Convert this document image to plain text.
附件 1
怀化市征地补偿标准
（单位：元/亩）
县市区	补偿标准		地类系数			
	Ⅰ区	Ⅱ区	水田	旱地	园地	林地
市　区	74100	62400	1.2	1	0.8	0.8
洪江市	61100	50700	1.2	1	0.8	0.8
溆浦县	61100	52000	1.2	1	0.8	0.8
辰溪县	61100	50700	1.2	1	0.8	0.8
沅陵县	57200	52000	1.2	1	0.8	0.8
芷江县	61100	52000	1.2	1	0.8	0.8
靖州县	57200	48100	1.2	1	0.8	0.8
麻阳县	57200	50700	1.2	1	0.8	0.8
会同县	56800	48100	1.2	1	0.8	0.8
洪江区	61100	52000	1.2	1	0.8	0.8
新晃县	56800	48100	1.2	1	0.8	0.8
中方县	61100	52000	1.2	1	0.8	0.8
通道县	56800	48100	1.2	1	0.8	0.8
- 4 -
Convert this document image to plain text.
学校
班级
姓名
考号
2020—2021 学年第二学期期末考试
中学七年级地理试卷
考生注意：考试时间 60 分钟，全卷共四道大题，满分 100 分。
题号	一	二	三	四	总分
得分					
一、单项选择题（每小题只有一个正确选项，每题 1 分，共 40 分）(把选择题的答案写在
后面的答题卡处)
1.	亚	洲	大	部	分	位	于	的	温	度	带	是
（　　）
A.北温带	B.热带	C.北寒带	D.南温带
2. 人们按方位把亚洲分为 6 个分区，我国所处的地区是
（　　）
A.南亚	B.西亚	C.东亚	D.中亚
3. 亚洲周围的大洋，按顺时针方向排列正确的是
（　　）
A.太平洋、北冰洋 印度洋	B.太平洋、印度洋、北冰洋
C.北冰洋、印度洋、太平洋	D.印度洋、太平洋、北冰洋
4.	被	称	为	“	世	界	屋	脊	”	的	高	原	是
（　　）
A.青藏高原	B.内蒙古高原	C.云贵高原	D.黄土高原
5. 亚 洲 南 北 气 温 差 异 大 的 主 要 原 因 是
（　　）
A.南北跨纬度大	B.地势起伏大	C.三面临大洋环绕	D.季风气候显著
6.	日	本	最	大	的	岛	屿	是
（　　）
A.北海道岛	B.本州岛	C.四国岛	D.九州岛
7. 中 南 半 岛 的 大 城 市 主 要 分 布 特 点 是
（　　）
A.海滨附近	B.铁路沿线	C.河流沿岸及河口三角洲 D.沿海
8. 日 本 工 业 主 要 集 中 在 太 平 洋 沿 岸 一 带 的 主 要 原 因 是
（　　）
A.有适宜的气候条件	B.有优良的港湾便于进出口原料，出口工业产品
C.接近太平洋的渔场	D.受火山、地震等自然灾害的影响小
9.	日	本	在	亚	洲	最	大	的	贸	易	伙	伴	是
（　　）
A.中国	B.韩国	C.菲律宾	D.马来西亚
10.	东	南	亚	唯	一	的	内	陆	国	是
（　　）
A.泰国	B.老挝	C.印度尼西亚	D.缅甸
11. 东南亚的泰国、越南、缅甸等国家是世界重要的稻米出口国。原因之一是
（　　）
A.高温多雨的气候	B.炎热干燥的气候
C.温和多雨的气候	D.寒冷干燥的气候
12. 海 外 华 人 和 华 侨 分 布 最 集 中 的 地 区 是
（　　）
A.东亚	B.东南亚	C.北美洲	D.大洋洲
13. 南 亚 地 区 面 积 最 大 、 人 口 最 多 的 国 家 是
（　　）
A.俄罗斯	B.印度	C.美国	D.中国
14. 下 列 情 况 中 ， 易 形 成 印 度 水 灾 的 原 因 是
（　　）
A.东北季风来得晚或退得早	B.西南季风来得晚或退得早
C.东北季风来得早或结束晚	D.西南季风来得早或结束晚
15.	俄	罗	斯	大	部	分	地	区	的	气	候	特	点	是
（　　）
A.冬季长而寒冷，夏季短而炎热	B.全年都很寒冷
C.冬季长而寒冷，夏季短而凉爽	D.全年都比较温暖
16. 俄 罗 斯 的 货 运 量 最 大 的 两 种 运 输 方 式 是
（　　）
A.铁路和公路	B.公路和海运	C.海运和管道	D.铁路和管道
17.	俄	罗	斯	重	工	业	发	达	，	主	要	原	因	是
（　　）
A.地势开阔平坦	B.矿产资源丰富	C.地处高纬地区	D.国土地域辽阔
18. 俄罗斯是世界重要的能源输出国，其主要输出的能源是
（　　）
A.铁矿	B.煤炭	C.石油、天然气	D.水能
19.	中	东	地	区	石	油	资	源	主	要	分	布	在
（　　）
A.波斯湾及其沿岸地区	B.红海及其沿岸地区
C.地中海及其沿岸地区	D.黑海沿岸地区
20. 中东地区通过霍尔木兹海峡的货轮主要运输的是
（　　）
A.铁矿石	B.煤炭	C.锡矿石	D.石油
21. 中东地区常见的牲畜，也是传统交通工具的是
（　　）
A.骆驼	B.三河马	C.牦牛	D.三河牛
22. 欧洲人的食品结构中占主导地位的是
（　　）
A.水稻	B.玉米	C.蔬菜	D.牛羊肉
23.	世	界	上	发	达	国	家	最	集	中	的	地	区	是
######
→ **TASK STATEMENT**:
Each line that holds the string "冬季长而寒冷" counts once; give the total and nothing else.

→ **RESULT FOR THIS TASK**:
2